## begin

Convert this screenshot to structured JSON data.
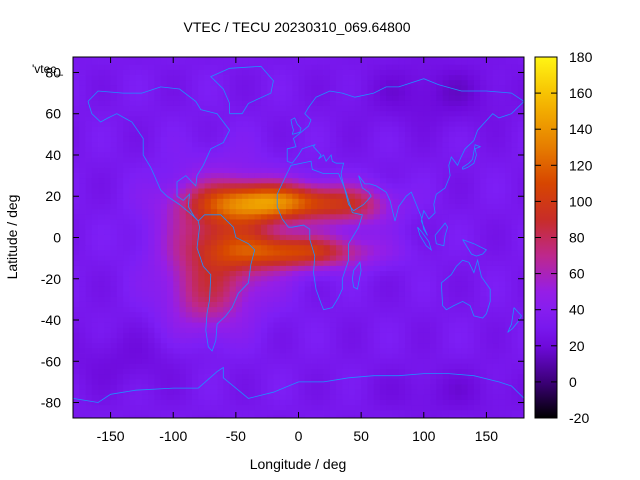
{
  "chart_data": {
    "type": "heatmap",
    "title": "VTEC / TECU 20230310_069.64800",
    "xlabel": "Longitude / deg",
    "ylabel": "Latitude / deg",
    "series_label": "'vtec_",
    "xlim": [
      -180,
      180
    ],
    "ylim": [
      -87.5,
      87.5
    ],
    "xticks": [
      "-150",
      "-100",
      "-50",
      "0",
      "50",
      "100",
      "150"
    ],
    "xtick_values": [
      -150,
      -100,
      -50,
      0,
      50,
      100,
      150
    ],
    "yticks": [
      "80",
      "60",
      "40",
      "20",
      "0",
      "-20",
      "-40",
      "-60",
      "-80"
    ],
    "ytick_values": [
      80,
      60,
      40,
      20,
      0,
      -20,
      -40,
      -60,
      -80
    ],
    "colorbar": {
      "min": -20,
      "max": 180,
      "ticks": [
        "180",
        "160",
        "140",
        "120",
        "100",
        "80",
        "60",
        "40",
        "20",
        "0",
        "-20"
      ],
      "tick_values": [
        180,
        160,
        140,
        120,
        100,
        80,
        60,
        40,
        20,
        0,
        -20
      ]
    },
    "grid": {
      "lon_step": 5,
      "lat_step": 2.5,
      "lat_from": 87.5,
      "lat_to": -87.5
    },
    "background_tecu": 30,
    "features": [
      {
        "name": "equatorial-anomaly-north",
        "lon": -20,
        "lat": 17,
        "lon_width": 55,
        "lat_width": 9,
        "tecu": 95
      },
      {
        "name": "equatorial-anomaly-south",
        "lon": 0,
        "lat": -7,
        "lon_width": 55,
        "lat_width": 8,
        "tecu": 70
      },
      {
        "name": "atlantic-bulge",
        "lon": -60,
        "lat": 0,
        "lon_width": 45,
        "lat_width": 28,
        "tecu": 58
      },
      {
        "name": "south-america-tail",
        "lon": -75,
        "lat": -30,
        "lon_width": 30,
        "lat_width": 18,
        "tecu": 30
      },
      {
        "name": "europe-africa-tongue",
        "lon": 45,
        "lat": 15,
        "lon_width": 30,
        "lat_width": 10,
        "tecu": 35
      },
      {
        "name": "north-asia-depletion",
        "lon": 110,
        "lat": 70,
        "lon_width": 60,
        "lat_width": 15,
        "tecu": -12
      },
      {
        "name": "south-polar-depletion",
        "lon": -140,
        "lat": -60,
        "lon_width": 50,
        "lat_width": 15,
        "tecu": -8
      },
      {
        "name": "east-pacific-south-depletion",
        "lon": 120,
        "lat": -75,
        "lon_width": 60,
        "lat_width": 12,
        "tecu": -8
      }
    ]
  }
}
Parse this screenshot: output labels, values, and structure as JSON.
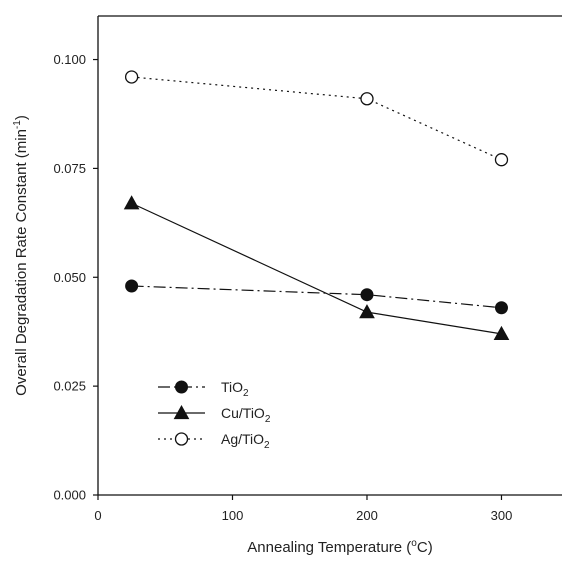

## end

Repeat the material exactly as it reads, without any of its pictures.

Convert this screenshot to structured JSON data.
{
  "chart_data": {
    "type": "heatmap",
    "title": "VTEC / TECU 20230310_069.64800",
    "xlabel": "Longitude / deg",
    "ylabel": "Latitude / deg",
    "series_label": "'vtec_",
    "xlim": [
      -180,
      180
    ],
    "ylim": [
      -87.5,
      87.5
    ],
    "xticks": [
      "-150",
      "-100",
      "-50",
      "0",
      "50",
      "100",
      "150"
    ],
    "xtick_values": [
      -150,
      -100,
      -50,
      0,
      50,
      100,
      150
    ],
    "yticks": [
      "80",
      "60",
      "40",
      "20",
      "0",
      "-20",
      "-40",
      "-60",
      "-80"
    ],
    "ytick_values": [
      80,
      60,
      40,
      20,
      0,
      -20,
      -40,
      -60,
      -80
    ],
    "colorbar": {
      "min": -20,
      "max": 180,
      "ticks": [
        "180",
        "160",
        "140",
        "120",
        "100",
        "80",
        "60",
        "40",
        "20",
        "0",
        "-20"
      ],
      "tick_values": [
        180,
        160,
        140,
        120,
        100,
        80,
        60,
        40,
        20,
        0,
        -20
      ]
    },
    "grid": {
      "lon_step": 5,
      "lat_step": 2.5,
      "lat_from": 87.5,
      "lat_to": -87.5
    },
    "background_tecu": 30,
    "features": [
      {
        "name": "equatorial-anomaly-north",
        "lon": -20,
        "lat": 17,
        "lon_width": 55,
        "lat_width": 9,
        "tecu": 95
      },
      {
        "name": "equatorial-anomaly-south",
        "lon": 0,
        "lat": -7,
        "lon_width": 55,
        "lat_width": 8,
        "tecu": 70
      },
      {
        "name": "atlantic-bulge",
        "lon": -60,
        "lat": 0,
        "lon_width": 45,
        "lat_width": 28,
        "tecu": 58
      },
      {
        "name": "south-america-tail",
        "lon": -75,
        "lat": -30,
        "lon_width": 30,
        "lat_width": 18,
        "tecu": 30
      },
      {
        "name": "europe-africa-tongue",
        "lon": 45,
        "lat": 15,
        "lon_width": 30,
        "lat_width": 10,
        "tecu": 35
      },
      {
        "name": "north-asia-depletion",
        "lon": 110,
        "lat": 70,
        "lon_width": 60,
        "lat_width": 15,
        "tecu": -12
      },
      {
        "name": "south-polar-depletion",
        "lon": -140,
        "lat": -60,
        "lon_width": 50,
        "lat_width": 15,
        "tecu": -8
      },
      {
        "name": "east-pacific-south-depletion",
        "lon": 120,
        "lat": -75,
        "lon_width": 60,
        "lat_width": 12,
        "tecu": -8
      }
    ]
  }
}
Parse this screenshot: output labels, values, and structure as JSON.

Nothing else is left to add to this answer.